• Exercise instructions: Give the count of lines in the data that include the string "Вернуть", with no added remarks.

• Record extracts:
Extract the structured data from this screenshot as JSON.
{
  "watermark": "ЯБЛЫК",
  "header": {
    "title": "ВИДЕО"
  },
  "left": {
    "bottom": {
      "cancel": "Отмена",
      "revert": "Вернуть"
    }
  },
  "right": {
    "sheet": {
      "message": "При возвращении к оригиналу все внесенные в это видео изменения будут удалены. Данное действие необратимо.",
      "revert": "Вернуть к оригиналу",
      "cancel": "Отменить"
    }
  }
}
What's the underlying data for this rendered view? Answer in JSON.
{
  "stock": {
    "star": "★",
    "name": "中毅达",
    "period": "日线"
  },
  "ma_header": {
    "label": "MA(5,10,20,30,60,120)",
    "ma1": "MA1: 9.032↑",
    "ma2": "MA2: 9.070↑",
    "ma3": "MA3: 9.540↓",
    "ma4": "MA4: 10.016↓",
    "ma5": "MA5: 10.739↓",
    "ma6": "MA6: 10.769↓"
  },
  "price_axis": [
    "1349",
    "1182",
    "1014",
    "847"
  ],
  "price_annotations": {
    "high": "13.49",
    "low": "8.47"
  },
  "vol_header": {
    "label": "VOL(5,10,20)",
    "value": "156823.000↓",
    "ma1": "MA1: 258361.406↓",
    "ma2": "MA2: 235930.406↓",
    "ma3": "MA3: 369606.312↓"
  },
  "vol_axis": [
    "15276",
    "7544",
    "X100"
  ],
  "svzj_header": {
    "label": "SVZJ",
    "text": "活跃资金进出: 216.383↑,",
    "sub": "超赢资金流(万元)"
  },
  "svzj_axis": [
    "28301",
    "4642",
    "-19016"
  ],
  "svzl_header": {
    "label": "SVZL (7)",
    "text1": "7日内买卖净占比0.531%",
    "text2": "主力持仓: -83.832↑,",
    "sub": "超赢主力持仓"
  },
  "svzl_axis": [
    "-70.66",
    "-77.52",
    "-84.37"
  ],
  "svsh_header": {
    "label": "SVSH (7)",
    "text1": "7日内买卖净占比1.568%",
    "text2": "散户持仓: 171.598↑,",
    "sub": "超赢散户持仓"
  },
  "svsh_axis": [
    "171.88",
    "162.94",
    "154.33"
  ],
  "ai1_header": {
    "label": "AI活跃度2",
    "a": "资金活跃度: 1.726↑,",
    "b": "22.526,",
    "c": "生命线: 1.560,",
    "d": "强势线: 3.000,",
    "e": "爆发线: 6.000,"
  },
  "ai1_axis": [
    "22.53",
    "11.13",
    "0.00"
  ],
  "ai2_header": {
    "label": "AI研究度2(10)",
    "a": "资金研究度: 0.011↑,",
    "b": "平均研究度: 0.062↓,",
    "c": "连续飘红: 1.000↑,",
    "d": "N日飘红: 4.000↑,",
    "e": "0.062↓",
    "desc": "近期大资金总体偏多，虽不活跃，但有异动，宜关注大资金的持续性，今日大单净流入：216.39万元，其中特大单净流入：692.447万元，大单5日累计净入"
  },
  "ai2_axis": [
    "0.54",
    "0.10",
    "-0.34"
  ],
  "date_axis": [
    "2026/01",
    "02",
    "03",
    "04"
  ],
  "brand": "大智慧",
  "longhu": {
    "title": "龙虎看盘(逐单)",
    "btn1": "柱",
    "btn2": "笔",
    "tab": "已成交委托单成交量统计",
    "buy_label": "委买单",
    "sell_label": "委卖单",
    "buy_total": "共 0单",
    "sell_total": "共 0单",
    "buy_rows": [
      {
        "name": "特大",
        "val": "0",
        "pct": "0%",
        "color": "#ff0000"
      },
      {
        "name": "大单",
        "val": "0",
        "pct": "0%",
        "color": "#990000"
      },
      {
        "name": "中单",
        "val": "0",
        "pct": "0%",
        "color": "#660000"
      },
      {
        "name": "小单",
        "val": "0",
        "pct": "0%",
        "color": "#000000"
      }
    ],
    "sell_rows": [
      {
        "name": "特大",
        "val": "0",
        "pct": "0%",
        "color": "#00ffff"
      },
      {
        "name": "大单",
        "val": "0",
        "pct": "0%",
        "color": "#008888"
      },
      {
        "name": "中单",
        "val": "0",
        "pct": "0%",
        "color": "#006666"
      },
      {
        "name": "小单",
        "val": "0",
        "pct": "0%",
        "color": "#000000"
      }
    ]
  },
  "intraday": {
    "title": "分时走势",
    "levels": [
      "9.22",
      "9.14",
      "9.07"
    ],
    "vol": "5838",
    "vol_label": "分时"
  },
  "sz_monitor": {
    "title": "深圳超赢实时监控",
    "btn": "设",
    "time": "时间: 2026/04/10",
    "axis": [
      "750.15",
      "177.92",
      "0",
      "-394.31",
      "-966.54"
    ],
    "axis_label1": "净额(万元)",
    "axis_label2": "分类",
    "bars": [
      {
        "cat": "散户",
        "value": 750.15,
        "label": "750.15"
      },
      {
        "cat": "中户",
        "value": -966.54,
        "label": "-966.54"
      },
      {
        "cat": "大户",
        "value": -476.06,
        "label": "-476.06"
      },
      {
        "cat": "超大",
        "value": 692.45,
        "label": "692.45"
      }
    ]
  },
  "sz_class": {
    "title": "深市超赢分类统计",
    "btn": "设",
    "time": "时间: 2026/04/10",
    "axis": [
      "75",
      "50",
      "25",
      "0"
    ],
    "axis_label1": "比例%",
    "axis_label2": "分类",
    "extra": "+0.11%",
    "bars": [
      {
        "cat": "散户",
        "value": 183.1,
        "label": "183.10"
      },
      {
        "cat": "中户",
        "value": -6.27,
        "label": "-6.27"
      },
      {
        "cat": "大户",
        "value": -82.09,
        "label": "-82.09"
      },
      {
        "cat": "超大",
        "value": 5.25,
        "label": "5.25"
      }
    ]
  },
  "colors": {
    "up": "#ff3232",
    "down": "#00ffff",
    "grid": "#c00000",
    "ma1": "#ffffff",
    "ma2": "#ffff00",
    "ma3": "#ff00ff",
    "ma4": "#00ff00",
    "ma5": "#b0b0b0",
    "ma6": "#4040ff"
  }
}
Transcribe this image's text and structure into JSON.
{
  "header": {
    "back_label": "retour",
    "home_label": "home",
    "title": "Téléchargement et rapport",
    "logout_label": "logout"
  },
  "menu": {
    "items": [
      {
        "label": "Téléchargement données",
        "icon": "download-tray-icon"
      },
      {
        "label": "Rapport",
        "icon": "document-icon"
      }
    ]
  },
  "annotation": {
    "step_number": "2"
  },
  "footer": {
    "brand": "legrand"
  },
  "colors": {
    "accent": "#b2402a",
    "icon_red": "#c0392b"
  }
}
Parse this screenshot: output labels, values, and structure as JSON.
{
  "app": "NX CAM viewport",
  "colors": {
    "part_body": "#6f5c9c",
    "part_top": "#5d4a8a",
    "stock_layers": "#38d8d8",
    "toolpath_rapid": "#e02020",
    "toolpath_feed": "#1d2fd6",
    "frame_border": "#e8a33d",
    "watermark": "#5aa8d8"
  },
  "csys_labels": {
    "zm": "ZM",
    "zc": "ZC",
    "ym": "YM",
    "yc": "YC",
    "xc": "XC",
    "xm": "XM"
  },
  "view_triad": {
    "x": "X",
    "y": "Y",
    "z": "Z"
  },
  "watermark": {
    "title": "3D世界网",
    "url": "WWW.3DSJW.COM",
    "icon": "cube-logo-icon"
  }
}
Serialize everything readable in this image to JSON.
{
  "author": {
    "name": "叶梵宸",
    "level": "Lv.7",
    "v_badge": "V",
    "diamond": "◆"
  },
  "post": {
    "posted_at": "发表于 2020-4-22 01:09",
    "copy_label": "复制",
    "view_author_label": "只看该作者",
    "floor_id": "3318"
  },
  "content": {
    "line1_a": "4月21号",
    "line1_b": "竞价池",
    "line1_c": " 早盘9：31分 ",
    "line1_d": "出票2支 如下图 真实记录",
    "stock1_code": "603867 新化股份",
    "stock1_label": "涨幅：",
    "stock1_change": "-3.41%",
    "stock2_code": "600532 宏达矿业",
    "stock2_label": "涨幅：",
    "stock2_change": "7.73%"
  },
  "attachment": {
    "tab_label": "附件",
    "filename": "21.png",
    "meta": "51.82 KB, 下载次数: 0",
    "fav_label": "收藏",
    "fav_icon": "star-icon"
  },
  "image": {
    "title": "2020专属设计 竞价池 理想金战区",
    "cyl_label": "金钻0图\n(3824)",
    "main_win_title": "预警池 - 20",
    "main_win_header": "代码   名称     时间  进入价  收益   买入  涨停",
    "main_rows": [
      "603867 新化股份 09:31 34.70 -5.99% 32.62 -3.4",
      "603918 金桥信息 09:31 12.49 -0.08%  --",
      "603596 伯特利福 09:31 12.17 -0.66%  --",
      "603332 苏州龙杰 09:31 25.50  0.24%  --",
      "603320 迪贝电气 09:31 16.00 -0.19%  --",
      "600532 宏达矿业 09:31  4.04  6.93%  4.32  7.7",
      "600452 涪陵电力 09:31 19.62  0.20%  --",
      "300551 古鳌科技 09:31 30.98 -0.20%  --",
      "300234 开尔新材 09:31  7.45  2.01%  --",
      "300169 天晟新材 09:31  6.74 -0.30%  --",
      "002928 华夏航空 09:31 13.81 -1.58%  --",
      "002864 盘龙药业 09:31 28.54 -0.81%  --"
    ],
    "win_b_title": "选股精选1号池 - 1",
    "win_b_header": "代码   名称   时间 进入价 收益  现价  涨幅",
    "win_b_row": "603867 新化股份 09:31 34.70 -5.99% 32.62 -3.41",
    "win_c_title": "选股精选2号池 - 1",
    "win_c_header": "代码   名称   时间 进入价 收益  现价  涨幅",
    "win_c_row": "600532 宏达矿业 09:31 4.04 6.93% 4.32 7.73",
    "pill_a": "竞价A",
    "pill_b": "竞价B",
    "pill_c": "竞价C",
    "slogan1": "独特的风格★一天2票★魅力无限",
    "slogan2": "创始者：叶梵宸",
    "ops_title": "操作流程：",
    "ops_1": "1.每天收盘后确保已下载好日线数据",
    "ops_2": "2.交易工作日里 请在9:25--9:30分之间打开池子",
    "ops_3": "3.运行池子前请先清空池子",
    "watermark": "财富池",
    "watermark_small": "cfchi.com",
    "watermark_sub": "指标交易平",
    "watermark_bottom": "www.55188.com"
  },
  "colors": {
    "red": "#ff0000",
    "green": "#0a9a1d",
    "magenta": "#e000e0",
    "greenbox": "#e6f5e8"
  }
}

• Response to this exercise: 2